## Problem statement
Restate the complete material exactly.

## Data for the task
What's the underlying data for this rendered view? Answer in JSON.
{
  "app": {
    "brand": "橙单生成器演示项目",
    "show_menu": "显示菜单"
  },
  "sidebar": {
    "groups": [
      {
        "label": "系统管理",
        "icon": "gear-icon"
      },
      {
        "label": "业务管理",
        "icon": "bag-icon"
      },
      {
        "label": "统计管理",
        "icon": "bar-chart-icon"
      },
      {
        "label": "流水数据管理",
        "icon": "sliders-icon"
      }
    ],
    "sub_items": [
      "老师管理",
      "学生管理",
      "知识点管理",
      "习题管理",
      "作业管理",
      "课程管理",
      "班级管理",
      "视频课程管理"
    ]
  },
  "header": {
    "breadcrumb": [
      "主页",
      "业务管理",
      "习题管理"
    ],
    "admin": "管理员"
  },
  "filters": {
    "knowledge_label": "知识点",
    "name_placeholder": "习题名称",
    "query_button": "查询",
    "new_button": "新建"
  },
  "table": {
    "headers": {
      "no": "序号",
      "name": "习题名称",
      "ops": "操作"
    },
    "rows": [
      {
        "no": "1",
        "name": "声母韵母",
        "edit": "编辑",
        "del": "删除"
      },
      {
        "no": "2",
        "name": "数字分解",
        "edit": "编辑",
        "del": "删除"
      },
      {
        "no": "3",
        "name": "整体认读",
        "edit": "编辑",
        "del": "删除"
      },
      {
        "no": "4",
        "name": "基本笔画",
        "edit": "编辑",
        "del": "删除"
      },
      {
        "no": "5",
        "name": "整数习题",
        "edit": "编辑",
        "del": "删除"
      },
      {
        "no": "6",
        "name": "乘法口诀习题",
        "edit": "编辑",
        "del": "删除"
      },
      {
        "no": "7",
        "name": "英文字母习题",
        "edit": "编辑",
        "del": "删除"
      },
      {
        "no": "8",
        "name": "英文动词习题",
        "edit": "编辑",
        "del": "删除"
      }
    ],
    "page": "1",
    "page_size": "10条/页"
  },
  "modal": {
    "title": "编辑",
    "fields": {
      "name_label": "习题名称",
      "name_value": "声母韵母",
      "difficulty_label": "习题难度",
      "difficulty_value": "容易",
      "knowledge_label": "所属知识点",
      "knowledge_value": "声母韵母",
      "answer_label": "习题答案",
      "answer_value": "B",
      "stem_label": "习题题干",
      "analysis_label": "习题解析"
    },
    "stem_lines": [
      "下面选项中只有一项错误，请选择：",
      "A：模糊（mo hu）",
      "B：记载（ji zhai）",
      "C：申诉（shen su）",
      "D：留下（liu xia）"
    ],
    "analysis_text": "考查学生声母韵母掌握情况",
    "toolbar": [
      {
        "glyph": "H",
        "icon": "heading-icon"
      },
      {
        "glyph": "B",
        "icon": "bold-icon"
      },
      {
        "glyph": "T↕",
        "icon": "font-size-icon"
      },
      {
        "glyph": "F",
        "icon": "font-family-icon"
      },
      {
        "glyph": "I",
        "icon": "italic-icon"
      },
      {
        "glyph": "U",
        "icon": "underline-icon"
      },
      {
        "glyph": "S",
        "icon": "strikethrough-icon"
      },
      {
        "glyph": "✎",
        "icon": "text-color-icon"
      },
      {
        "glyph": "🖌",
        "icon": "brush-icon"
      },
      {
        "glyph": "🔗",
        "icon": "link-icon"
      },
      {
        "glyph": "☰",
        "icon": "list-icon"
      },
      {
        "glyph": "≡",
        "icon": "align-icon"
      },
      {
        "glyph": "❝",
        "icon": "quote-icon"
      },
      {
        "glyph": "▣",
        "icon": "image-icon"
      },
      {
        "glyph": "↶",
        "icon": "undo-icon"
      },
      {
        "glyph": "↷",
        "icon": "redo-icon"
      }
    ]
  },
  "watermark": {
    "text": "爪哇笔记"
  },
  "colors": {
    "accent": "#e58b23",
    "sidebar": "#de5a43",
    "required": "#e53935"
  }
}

## Expected answer
What's the underlying data for this rendered view? Answer in JSON.
{
  "app": {
    "brand": "橙单生成器演示项目",
    "show_menu": "显示菜单"
  },
  "sidebar": {
    "groups": [
      {
        "label": "系统管理",
        "icon": "gear-icon"
      },
      {
        "label": "业务管理",
        "icon": "bag-icon"
      },
      {
        "label": "统计管理",
        "icon": "bar-chart-icon"
      },
      {
        "label": "流水数据管理",
        "icon": "sliders-icon"
      }
    ],
    "sub_items": [
      "老师管理",
      "学生管理",
      "知识点管理",
      "习题管理",
      "作业管理",
      "课程管理",
      "班级管理",
      "视频课程管理"
    ]
  },
  "header": {
    "breadcrumb": [
      "主页",
      "业务管理",
      "习题管理"
    ],
    "admin": "管理员"
  },
  "filters": {
    "knowledge_label": "知识点",
    "name_placeholder": "习题名称",
    "query_button": "查询",
    "new_button": "新建"
  },
  "table": {
    "headers": {
      "no": "序号",
      "name": "习题名称",
      "ops": "操作"
    },
    "rows": [
      {
        "no": "1",
        "name": "声母韵母",
        "edit": "编辑",
        "del": "删除"
      },
      {
        "no": "2",
        "name": "数字分解",
        "edit": "编辑",
        "del": "删除"
      },
      {
        "no": "3",
        "name": "整体认读",
        "edit": "编辑",
        "del": "删除"
      },
      {
        "no": "4",
        "name": "基本笔画",
        "edit": "编辑",
        "del": "删除"
      },
      {
        "no": "5",
        "name": "整数习题",
        "edit": "编辑",
        "del": "删除"
      },
      {
        "no": "6",
        "name": "乘法口诀习题",
        "edit": "编辑",
        "del": "删除"
      },
      {
        "no": "7",
        "name": "英文字母习题",
        "edit": "编辑",
        "del": "删除"
      },
      {
        "no": "8",
        "name": "英文动词习题",
        "edit": "编辑",
        "del": "删除"
      }
    ],
    "page": "1",
    "page_size": "10条/页"
  },
  "modal": {
    "title": "编辑",
    "fields": {
      "name_label": "习题名称",
      "name_value": "声母韵母",
      "difficulty_label": "习题难度",
      "difficulty_value": "容易",
      "knowledge_label": "所属知识点",
      "knowledge_value": "声母韵母",
      "answer_label": "习题答案",
      "answer_value": "B",
      "stem_label": "习题题干",
      "analysis_label": "习题解析"
    },
    "stem_lines": [
      "下面选项中只有一项错误，请选择：",
      "A：模糊（mo hu）",
      "B：记载（ji zhai）",
      "C：申诉（shen su）",
      "D：留下（liu xia）"
    ],
    "analysis_text": "考查学生声母韵母掌握情况",
    "toolbar": [
      {
        "glyph": "H",
        "icon": "heading-icon"
      },
      {
        "glyph": "B",
        "icon": "bold-icon"
      },
      {
        "glyph": "T↕",
        "icon": "font-size-icon"
      },
      {
        "glyph": "F",
        "icon": "font-family-icon"
      },
      {
        "glyph": "I",
        "icon": "italic-icon"
      },
      {
        "glyph": "U",
        "icon": "underline-icon"
      },
      {
        "glyph": "S",
        "icon": "strikethrough-icon"
      },
      {
        "glyph": "✎",
        "icon": "text-color-icon"
      },
      {
        "glyph": "🖌",
        "icon": "brush-icon"
      },
      {
        "glyph": "🔗",
        "icon": "link-icon"
      },
      {
        "glyph": "☰",
        "icon": "list-icon"
      },
      {
        "glyph": "≡",
        "icon": "align-icon"
      },
      {
        "glyph": "❝",
        "icon": "quote-icon"
      },
      {
        "glyph": "▣",
        "icon": "image-icon"
      },
      {
        "glyph": "↶",
        "icon": "undo-icon"
      },
      {
        "glyph": "↷",
        "icon": "redo-icon"
      }
    ]
  },
  "watermark": {
    "text": "爪哇笔记"
  },
  "colors": {
    "accent": "#e58b23",
    "sidebar": "#de5a43",
    "required": "#e53935"
  }
}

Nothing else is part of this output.